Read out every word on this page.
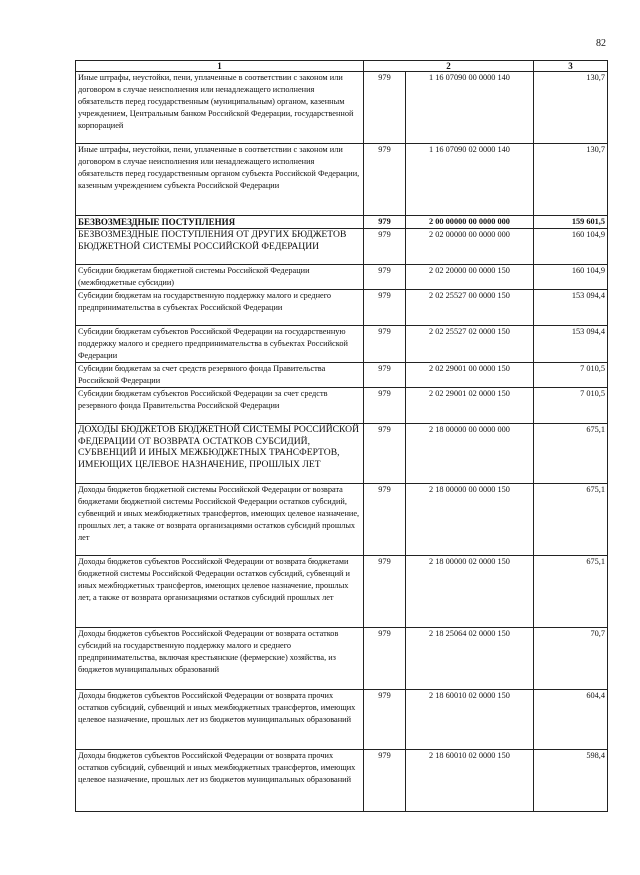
82
1	2		3
Иные штрафы, неустойки, пени, уплаченные в соответствии с законом или договором в случае неисполнения или ненадлежащего исполнения обязательств перед государственным (муниципальным) органом, казенным учреждением, Центральным банком Российской Федерации, государственной корпорацией	979	1 16 07090 00 0000 140	130,7
Иные штрафы, неустойки, пени, уплаченные в соответствии с законом или договором в случае неисполнения или ненадлежащего исполнения обязательств перед государственным органом субъекта Российской Федерации, казенным учреждением субъекта Российской Федерации	979	1 16 07090 02 0000 140	130,7
БЕЗВОЗМЕЗДНЫЕ ПОСТУПЛЕНИЯ	979	2 00 00000 00 0000 000	159 601,5
БЕЗВОЗМЕЗДНЫЕ ПОСТУПЛЕНИЯ ОТ ДРУГИХ БЮДЖЕТОВ БЮДЖЕТНОЙ СИСТЕМЫ РОССИЙСКОЙ ФЕДЕРАЦИИ	979	2 02 00000 00 0000 000	160 104,9
Субсидии бюджетам бюджетной системы Российской Федерации (межбюджетные субсидии)	979	2 02 20000 00 0000 150	160 104,9
Субсидии бюджетам на государственную поддержку малого и среднего предпринимательства в субъектах Российской Федерации	979	2 02 25527 00 0000 150	153 094,4
Субсидии бюджетам субъектов Российской Федерации на государственную поддержку малого и среднего предпринимательства в субъектах Российской Федерации	979	2 02 25527 02 0000 150	153 094,4
Субсидии бюджетам за счет средств резервного фонда Правительства Российской Федерации	979	2 02 29001 00 0000 150	7 010,5
Субсидии бюджетам субъектов Российской Федерации за счет средств резервного фонда Правительства Российской Федерации	979	2 02 29001 02 0000 150	7 010,5
ДОХОДЫ БЮДЖЕТОВ БЮДЖЕТНОЙ СИСТЕМЫ РОССИЙСКОЙ ФЕДЕРАЦИИ ОТ ВОЗВРАТА ОСТАТКОВ СУБСИДИЙ, СУБВЕНЦИЙ И ИНЫХ МЕЖБЮДЖЕТНЫХ ТРАНСФЕРТОВ, ИМЕЮЩИХ ЦЕЛЕВОЕ НАЗНАЧЕНИЕ, ПРОШЛЫХ ЛЕТ	979	2 18 00000 00 0000 000	675,1
Доходы бюджетов бюджетной системы Российской Федерации от возврата бюджетами бюджетной системы Российской Федерации остатков субсидий, субвенций и иных межбюджетных трансфертов, имеющих целевое назначение, прошлых лет, а также от возврата организациями остатков субсидий прошлых лет	979	2 18 00000 00 0000 150	675,1
Доходы бюджетов субъектов Российской Федерации от возврата бюджетами бюджетной системы Российской Федерации остатков субсидий, субвенций и иных межбюджетных трансфертов, имеющих целевое назначение, прошлых лет, а также от возврата организациями остатков субсидий прошлых лет	979	2 18 00000 02 0000 150	675,1
Доходы бюджетов субъектов Российской Федерации от возврата остатков субсидий на государственную поддержку малого и среднего предпринимательства, включая крестьянские (фермерские) хозяйства, из бюджетов муниципальных образований	979	2 18 25064 02 0000 150	70,7
Доходы бюджетов субъектов Российской Федерации от возврата прочих остатков субсидий, субвенций и иных межбюджетных трансфертов, имеющих целевое назначение, прошлых лет из бюджетов муниципальных образований	979	2 18 60010 02 0000 150	604,4
Доходы бюджетов субъектов Российской Федерации от возврата прочих остатков субсидий, субвенций и иных межбюджетных трансфертов, имеющих целевое назначение, прошлых лет из бюджетов муниципальных образований	979	2 18 60010 02 0000 150	598,4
━━━━━━━━━━━━━━━━
## Task requirements
The records above must be echoed exactly, minus their pictures.

## Task answer
Read out every word on this page.
82
1	2		3
Иные штрафы, неустойки, пени, уплаченные в соответствии с законом или договором в случае неисполнения или ненадлежащего исполнения обязательств перед государственным (муниципальным) органом, казенным учреждением, Центральным банком Российской Федерации, государственной корпорацией	979	1 16 07090 00 0000 140	130,7
Иные штрафы, неустойки, пени, уплаченные в соответствии с законом или договором в случае неисполнения или ненадлежащего исполнения обязательств перед государственным органом субъекта Российской Федерации, казенным учреждением субъекта Российской Федерации	979	1 16 07090 02 0000 140	130,7
БЕЗВОЗМЕЗДНЫЕ ПОСТУПЛЕНИЯ	979	2 00 00000 00 0000 000	159 601,5
БЕЗВОЗМЕЗДНЫЕ ПОСТУПЛЕНИЯ ОТ ДРУГИХ БЮДЖЕТОВ БЮДЖЕТНОЙ СИСТЕМЫ РОССИЙСКОЙ ФЕДЕРАЦИИ	979	2 02 00000 00 0000 000	160 104,9
Субсидии бюджетам бюджетной системы Российской Федерации (межбюджетные субсидии)	979	2 02 20000 00 0000 150	160 104,9
Субсидии бюджетам на государственную поддержку малого и среднего предпринимательства в субъектах Российской Федерации	979	2 02 25527 00 0000 150	153 094,4
Субсидии бюджетам субъектов Российской Федерации на государственную поддержку малого и среднего предпринимательства в субъектах Российской Федерации	979	2 02 25527 02 0000 150	153 094,4
Субсидии бюджетам за счет средств резервного фонда Правительства Российской Федерации	979	2 02 29001 00 0000 150	7 010,5
Субсидии бюджетам субъектов Российской Федерации за счет средств резервного фонда Правительства Российской Федерации	979	2 02 29001 02 0000 150	7 010,5
ДОХОДЫ БЮДЖЕТОВ БЮДЖЕТНОЙ СИСТЕМЫ РОССИЙСКОЙ ФЕДЕРАЦИИ ОТ ВОЗВРАТА ОСТАТКОВ СУБСИДИЙ, СУБВЕНЦИЙ И ИНЫХ МЕЖБЮДЖЕТНЫХ ТРАНСФЕРТОВ, ИМЕЮЩИХ ЦЕЛЕВОЕ НАЗНАЧЕНИЕ, ПРОШЛЫХ ЛЕТ	979	2 18 00000 00 0000 000	675,1
Доходы бюджетов бюджетной системы Российской Федерации от возврата бюджетами бюджетной системы Российской Федерации остатков субсидий, субвенций и иных межбюджетных трансфертов, имеющих целевое назначение, прошлых лет, а также от возврата организациями остатков субсидий прошлых лет	979	2 18 00000 00 0000 150	675,1
Доходы бюджетов субъектов Российской Федерации от возврата бюджетами бюджетной системы Российской Федерации остатков субсидий, субвенций и иных межбюджетных трансфертов, имеющих целевое назначение, прошлых лет, а также от возврата организациями остатков субсидий прошлых лет	979	2 18 00000 02 0000 150	675,1
Доходы бюджетов субъектов Российской Федерации от возврата остатков субсидий на государственную поддержку малого и среднего предпринимательства, включая крестьянские (фермерские) хозяйства, из бюджетов муниципальных образований	979	2 18 25064 02 0000 150	70,7
Доходы бюджетов субъектов Российской Федерации от возврата прочих остатков субсидий, субвенций и иных межбюджетных трансфертов, имеющих целевое назначение, прошлых лет из бюджетов муниципальных образований	979	2 18 60010 02 0000 150	604,4
Доходы бюджетов субъектов Российской Федерации от возврата прочих остатков субсидий, субвенций и иных межбюджетных трансфертов, имеющих целевое назначение, прошлых лет из бюджетов муниципальных образований	979	2 18 60010 02 0000 150	598,4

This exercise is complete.